■ **What is being asked**
Pick out each line of the records that includes the string "triangle", and copy it.

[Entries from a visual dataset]
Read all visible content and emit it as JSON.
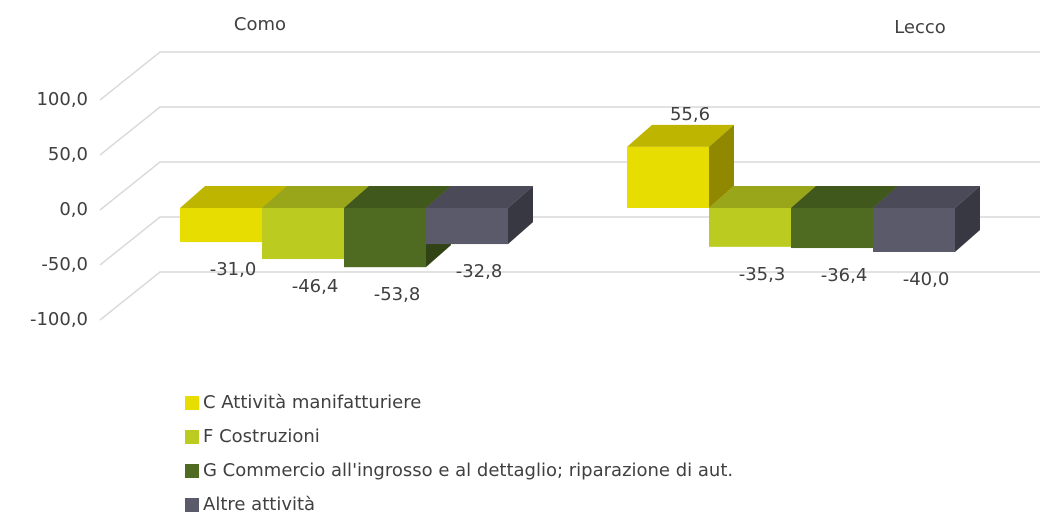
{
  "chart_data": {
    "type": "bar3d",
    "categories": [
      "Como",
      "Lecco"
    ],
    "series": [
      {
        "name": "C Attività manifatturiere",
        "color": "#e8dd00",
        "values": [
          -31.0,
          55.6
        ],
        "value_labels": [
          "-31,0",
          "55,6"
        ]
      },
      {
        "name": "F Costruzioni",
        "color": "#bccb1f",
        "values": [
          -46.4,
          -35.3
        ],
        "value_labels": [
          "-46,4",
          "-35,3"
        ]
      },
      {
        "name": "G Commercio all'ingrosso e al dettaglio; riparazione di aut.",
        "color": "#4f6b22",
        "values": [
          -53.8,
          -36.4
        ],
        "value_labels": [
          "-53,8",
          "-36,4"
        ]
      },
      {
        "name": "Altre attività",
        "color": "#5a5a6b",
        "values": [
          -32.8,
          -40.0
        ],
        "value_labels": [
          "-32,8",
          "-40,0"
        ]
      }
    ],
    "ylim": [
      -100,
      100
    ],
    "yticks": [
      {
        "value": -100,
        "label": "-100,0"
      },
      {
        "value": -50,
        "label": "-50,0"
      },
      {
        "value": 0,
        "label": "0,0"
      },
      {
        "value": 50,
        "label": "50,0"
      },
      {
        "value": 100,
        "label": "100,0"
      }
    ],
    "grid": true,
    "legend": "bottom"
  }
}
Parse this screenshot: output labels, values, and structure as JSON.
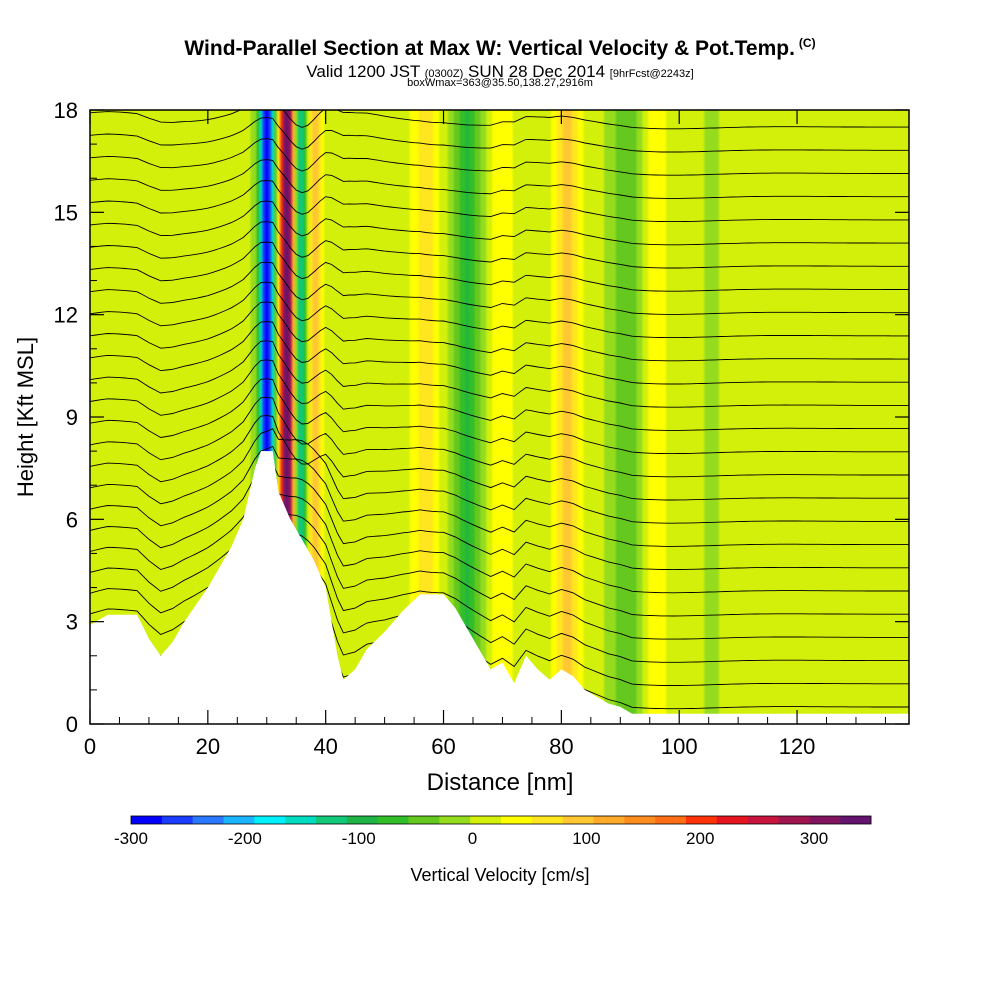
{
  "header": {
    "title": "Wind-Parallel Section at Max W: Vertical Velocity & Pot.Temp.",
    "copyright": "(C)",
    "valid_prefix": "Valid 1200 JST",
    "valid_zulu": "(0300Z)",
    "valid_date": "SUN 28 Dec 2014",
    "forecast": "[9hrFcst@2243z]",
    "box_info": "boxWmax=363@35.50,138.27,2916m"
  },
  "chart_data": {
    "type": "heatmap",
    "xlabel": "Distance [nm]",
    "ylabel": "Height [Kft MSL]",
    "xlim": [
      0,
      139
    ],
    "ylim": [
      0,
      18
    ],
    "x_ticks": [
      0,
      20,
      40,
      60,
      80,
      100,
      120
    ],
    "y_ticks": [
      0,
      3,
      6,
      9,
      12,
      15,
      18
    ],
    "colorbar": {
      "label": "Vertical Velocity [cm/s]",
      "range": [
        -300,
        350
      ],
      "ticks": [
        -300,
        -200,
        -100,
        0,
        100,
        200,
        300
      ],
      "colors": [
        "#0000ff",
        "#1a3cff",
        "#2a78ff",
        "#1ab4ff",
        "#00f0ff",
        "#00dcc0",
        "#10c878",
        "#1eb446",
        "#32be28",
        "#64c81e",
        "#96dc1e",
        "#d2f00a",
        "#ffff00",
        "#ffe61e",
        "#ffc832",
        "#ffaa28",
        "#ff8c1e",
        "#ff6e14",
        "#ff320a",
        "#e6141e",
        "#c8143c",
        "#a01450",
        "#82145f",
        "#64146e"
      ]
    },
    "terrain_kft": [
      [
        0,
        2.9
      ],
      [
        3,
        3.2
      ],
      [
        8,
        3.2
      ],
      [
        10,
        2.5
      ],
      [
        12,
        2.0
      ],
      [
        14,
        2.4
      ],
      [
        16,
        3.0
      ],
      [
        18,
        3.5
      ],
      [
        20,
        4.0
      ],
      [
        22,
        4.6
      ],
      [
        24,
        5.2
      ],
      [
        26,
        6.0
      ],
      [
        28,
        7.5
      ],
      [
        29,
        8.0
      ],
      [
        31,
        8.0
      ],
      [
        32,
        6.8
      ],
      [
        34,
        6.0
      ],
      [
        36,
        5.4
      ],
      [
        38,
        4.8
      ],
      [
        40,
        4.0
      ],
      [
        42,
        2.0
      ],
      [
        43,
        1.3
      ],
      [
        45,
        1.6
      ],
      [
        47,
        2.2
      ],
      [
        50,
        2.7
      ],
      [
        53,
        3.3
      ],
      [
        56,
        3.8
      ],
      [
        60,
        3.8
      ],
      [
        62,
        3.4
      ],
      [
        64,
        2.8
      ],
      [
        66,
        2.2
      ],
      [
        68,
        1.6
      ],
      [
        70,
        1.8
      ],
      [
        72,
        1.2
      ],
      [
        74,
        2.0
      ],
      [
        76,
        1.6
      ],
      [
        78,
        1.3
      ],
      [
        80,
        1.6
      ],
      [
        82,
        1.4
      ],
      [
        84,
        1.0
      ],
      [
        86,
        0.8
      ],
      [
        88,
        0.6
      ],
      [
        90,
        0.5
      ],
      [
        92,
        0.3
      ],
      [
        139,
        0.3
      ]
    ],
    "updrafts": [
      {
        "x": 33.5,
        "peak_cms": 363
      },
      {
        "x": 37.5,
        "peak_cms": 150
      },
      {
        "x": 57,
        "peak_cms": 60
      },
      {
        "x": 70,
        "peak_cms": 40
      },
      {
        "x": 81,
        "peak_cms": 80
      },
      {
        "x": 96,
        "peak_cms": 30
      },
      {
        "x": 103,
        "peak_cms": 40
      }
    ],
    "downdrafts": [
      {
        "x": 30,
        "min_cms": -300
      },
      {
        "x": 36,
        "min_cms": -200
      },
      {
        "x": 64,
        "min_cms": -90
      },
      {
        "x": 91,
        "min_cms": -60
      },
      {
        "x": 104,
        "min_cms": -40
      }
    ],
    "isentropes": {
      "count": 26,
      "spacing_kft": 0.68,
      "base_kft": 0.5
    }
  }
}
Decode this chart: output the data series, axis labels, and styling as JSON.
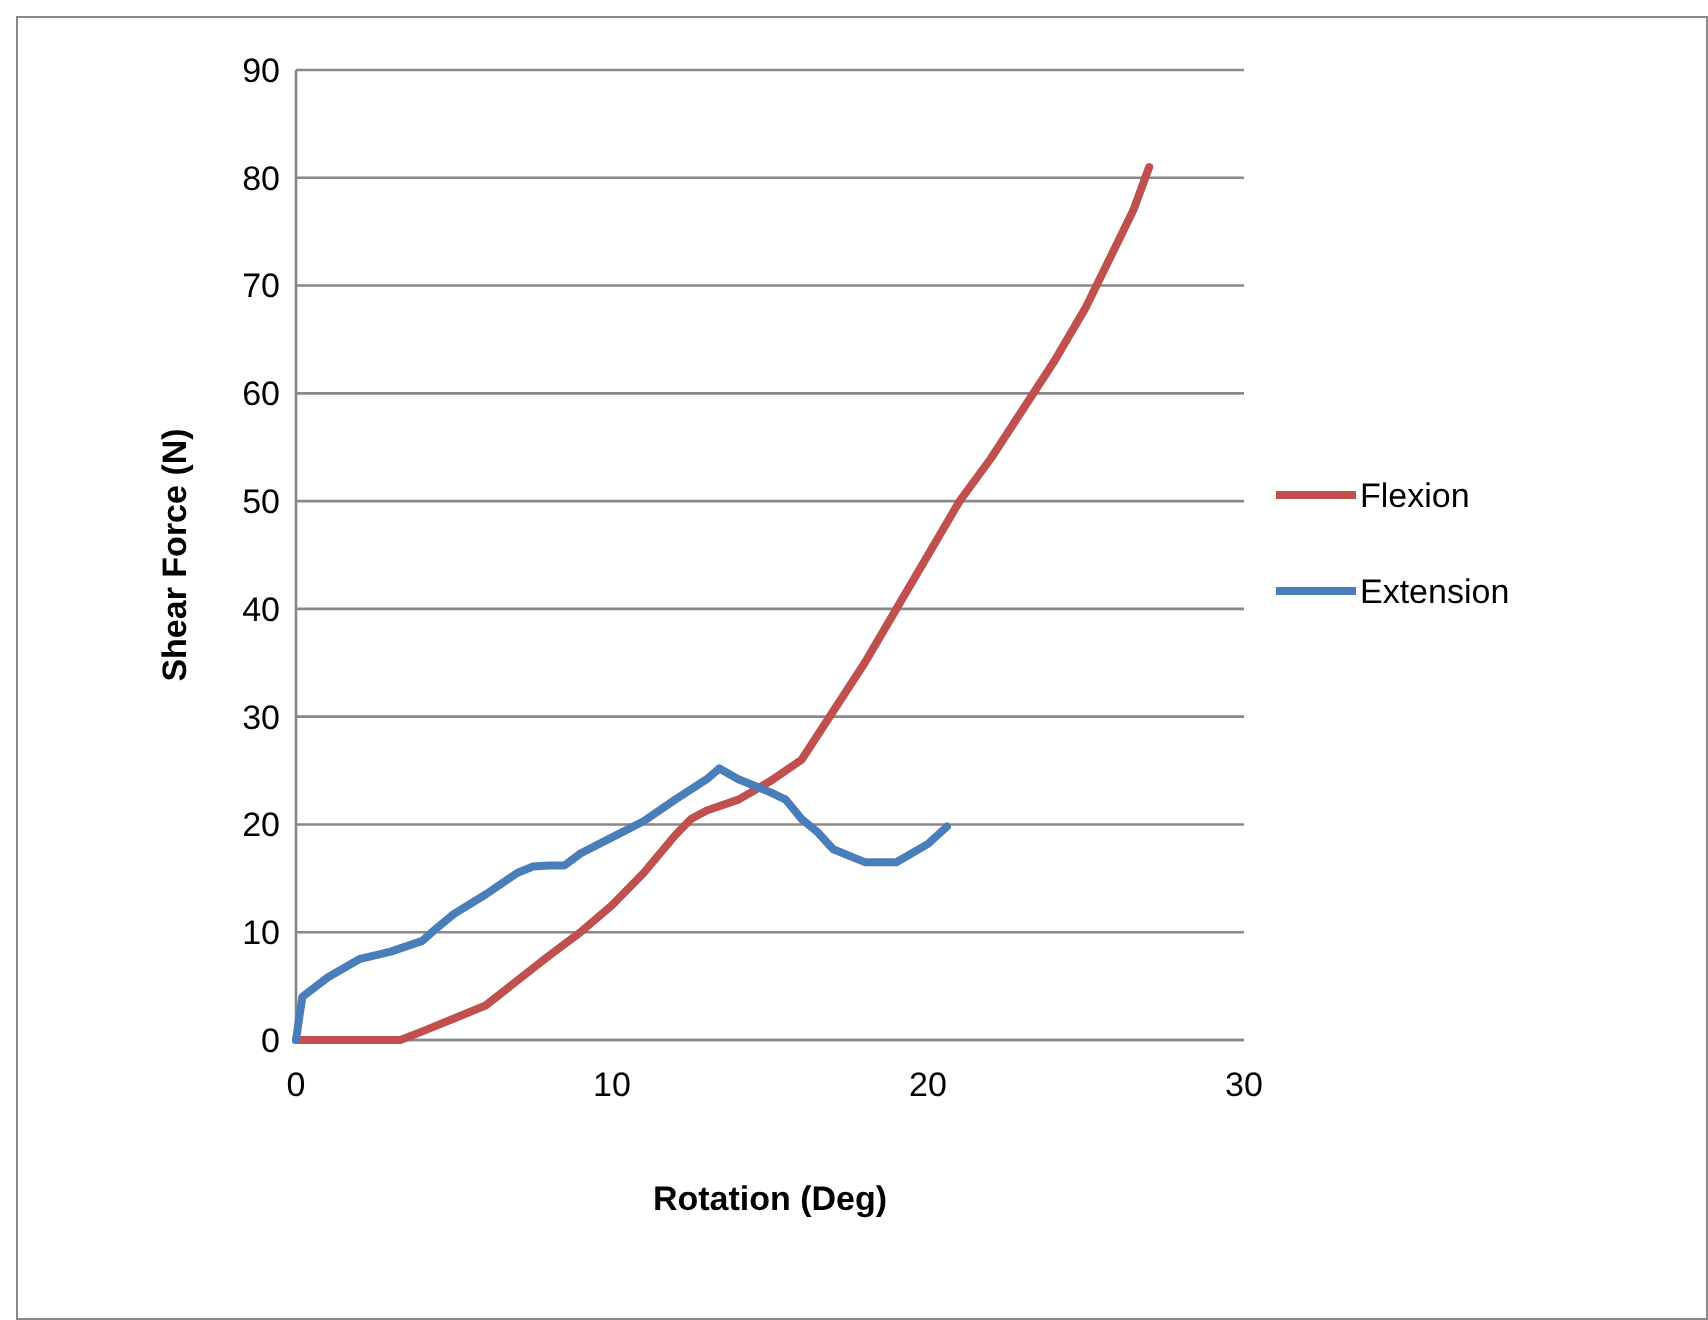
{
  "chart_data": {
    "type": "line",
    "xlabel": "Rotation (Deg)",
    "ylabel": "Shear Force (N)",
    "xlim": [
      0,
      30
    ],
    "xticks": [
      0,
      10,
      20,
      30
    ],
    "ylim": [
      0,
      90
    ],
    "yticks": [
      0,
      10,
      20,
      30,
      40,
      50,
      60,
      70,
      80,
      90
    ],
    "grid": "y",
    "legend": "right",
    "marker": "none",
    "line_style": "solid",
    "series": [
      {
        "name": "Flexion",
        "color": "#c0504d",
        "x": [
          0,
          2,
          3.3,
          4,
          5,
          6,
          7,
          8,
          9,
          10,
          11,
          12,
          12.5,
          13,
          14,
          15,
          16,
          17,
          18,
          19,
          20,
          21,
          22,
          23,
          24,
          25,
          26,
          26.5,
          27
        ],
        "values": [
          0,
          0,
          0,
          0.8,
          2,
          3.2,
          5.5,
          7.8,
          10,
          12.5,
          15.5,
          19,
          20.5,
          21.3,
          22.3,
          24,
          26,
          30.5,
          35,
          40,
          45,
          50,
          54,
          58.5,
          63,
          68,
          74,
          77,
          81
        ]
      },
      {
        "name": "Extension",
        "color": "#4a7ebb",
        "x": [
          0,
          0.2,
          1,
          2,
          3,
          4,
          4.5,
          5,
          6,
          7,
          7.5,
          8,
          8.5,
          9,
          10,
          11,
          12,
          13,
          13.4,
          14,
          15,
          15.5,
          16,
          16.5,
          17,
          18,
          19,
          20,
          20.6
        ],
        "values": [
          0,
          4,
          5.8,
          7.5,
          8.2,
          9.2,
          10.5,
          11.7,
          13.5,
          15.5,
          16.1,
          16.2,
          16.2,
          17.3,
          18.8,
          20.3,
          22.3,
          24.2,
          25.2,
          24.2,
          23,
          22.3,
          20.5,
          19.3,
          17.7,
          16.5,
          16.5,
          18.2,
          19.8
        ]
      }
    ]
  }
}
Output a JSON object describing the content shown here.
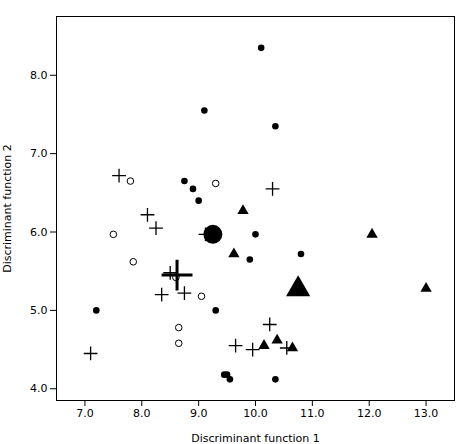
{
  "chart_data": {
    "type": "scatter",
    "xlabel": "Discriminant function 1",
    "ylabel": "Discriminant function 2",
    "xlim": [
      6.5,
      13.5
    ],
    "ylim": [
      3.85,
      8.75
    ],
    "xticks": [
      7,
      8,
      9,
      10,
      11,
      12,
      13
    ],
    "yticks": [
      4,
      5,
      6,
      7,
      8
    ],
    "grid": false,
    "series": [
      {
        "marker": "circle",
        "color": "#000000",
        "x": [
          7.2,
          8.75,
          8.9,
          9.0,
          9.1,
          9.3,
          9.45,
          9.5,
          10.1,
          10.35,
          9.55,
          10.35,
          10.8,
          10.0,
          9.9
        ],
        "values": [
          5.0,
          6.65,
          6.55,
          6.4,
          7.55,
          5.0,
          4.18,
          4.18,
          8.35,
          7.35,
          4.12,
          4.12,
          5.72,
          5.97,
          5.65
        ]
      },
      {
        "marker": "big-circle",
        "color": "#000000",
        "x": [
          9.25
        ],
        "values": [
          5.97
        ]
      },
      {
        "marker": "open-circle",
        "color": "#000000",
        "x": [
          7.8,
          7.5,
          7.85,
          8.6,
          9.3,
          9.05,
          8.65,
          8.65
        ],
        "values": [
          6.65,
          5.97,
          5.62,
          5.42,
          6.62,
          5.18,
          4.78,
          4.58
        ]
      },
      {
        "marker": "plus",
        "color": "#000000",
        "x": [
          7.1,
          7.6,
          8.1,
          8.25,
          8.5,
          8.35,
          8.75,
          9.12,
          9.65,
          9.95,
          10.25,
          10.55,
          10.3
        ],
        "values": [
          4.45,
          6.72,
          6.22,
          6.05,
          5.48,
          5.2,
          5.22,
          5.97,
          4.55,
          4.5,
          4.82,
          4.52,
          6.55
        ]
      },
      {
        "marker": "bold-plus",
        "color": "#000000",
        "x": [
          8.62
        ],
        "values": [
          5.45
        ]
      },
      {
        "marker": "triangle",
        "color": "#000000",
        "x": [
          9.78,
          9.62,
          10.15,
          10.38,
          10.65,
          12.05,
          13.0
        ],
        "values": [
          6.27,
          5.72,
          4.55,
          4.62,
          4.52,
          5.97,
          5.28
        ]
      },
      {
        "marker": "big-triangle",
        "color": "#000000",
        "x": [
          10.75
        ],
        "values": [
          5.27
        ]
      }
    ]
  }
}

■ **Result for this task**
        "marker": "triangle",
        "marker": "big-triangle",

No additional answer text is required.